• [DIRECTIONS]: Would you restate all the data that follows, word for word?

• [PROVIDED RECORDS]:
↓
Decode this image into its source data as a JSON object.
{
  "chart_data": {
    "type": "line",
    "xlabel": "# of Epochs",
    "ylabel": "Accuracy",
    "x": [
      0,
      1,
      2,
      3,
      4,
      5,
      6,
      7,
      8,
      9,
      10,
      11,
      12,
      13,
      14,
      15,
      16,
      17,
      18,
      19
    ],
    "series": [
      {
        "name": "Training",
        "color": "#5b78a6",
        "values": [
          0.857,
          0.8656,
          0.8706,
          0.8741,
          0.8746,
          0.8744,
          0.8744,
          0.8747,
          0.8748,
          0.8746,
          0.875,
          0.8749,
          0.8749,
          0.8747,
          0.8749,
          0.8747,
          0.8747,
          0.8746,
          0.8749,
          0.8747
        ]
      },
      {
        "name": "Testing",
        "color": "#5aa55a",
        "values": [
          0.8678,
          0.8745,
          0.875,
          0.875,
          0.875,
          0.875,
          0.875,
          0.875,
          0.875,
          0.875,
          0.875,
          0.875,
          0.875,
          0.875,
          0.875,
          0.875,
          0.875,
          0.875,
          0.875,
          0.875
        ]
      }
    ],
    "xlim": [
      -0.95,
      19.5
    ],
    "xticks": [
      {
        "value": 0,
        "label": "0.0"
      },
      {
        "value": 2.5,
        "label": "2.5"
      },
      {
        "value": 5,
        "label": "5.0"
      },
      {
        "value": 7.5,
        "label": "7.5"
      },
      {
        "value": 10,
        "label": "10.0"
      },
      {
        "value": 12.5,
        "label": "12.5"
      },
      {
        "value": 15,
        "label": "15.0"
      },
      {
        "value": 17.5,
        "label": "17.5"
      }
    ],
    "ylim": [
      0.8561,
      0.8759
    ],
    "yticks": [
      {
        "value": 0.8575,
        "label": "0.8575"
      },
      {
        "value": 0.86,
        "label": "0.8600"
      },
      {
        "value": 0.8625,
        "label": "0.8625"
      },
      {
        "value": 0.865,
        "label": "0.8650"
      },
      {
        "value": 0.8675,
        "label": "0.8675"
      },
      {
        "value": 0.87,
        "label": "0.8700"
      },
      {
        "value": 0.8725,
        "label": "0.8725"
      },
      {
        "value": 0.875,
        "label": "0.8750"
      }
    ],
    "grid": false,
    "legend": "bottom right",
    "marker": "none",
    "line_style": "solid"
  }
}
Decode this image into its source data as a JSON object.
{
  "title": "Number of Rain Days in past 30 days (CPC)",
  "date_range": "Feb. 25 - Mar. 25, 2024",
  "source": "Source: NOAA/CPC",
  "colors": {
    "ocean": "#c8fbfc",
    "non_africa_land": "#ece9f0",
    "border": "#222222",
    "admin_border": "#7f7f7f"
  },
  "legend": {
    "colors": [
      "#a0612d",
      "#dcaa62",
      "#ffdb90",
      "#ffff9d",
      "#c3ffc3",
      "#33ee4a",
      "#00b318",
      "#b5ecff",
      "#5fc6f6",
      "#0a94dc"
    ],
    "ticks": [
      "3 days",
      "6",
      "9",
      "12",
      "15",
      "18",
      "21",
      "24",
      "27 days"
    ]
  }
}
↑
• [FINAL RESULT]:
Decode this image into its source data as a JSON object.
{
  "chart_data": {
    "type": "line",
    "xlabel": "# of Epochs",
    "ylabel": "Accuracy",
    "x": [
      0,
      1,
      2,
      3,
      4,
      5,
      6,
      7,
      8,
      9,
      10,
      11,
      12,
      13,
      14,
      15,
      16,
      17,
      18,
      19
    ],
    "series": [
      {
        "name": "Training",
        "color": "#5b78a6",
        "values": [
          0.857,
          0.8656,
          0.8706,
          0.8741,
          0.8746,
          0.8744,
          0.8744,
          0.8747,
          0.8748,
          0.8746,
          0.875,
          0.8749,
          0.8749,
          0.8747,
          0.8749,
          0.8747,
          0.8747,
          0.8746,
          0.8749,
          0.8747
        ]
      },
      {
        "name": "Testing",
        "color": "#5aa55a",
        "values": [
          0.8678,
          0.8745,
          0.875,
          0.875,
          0.875,
          0.875,
          0.875,
          0.875,
          0.875,
          0.875,
          0.875,
          0.875,
          0.875,
          0.875,
          0.875,
          0.875,
          0.875,
          0.875,
          0.875,
          0.875
        ]
      }
    ],
    "xlim": [
      -0.95,
      19.5
    ],
    "xticks": [
      {
        "value": 0,
        "label": "0.0"
      },
      {
        "value": 2.5,
        "label": "2.5"
      },
      {
        "value": 5,
        "label": "5.0"
      },
      {
        "value": 7.5,
        "label": "7.5"
      },
      {
        "value": 10,
        "label": "10.0"
      },
      {
        "value": 12.5,
        "label": "12.5"
      },
      {
        "value": 15,
        "label": "15.0"
      },
      {
        "value": 17.5,
        "label": "17.5"
      }
    ],
    "ylim": [
      0.8561,
      0.8759
    ],
    "yticks": [
      {
        "value": 0.8575,
        "label": "0.8575"
      },
      {
        "value": 0.86,
        "label": "0.8600"
      },
      {
        "value": 0.8625,
        "label": "0.8625"
      },
      {
        "value": 0.865,
        "label": "0.8650"
      },
      {
        "value": 0.8675,
        "label": "0.8675"
      },
      {
        "value": 0.87,
        "label": "0.8700"
      },
      {
        "value": 0.8725,
        "label": "0.8725"
      },
      {
        "value": 0.875,
        "label": "0.8750"
      }
    ],
    "grid": false,
    "legend": "bottom right",
    "marker": "none",
    "line_style": "solid"
  }
}
Decode this image into its source data as a JSON object.
{
  "title": "Number of Rain Days in past 30 days (CPC)",
  "date_range": "Feb. 25 - Mar. 25, 2024",
  "source": "Source: NOAA/CPC",
  "colors": {
    "ocean": "#c8fbfc",
    "non_africa_land": "#ece9f0",
    "border": "#222222",
    "admin_border": "#7f7f7f"
  },
  "legend": {
    "colors": [
      "#a0612d",
      "#dcaa62",
      "#ffdb90",
      "#ffff9d",
      "#c3ffc3",
      "#33ee4a",
      "#00b318",
      "#b5ecff",
      "#5fc6f6",
      "#0a94dc"
    ],
    "ticks": [
      "3 days",
      "6",
      "9",
      "12",
      "15",
      "18",
      "21",
      "24",
      "27 days"
    ]
  }
}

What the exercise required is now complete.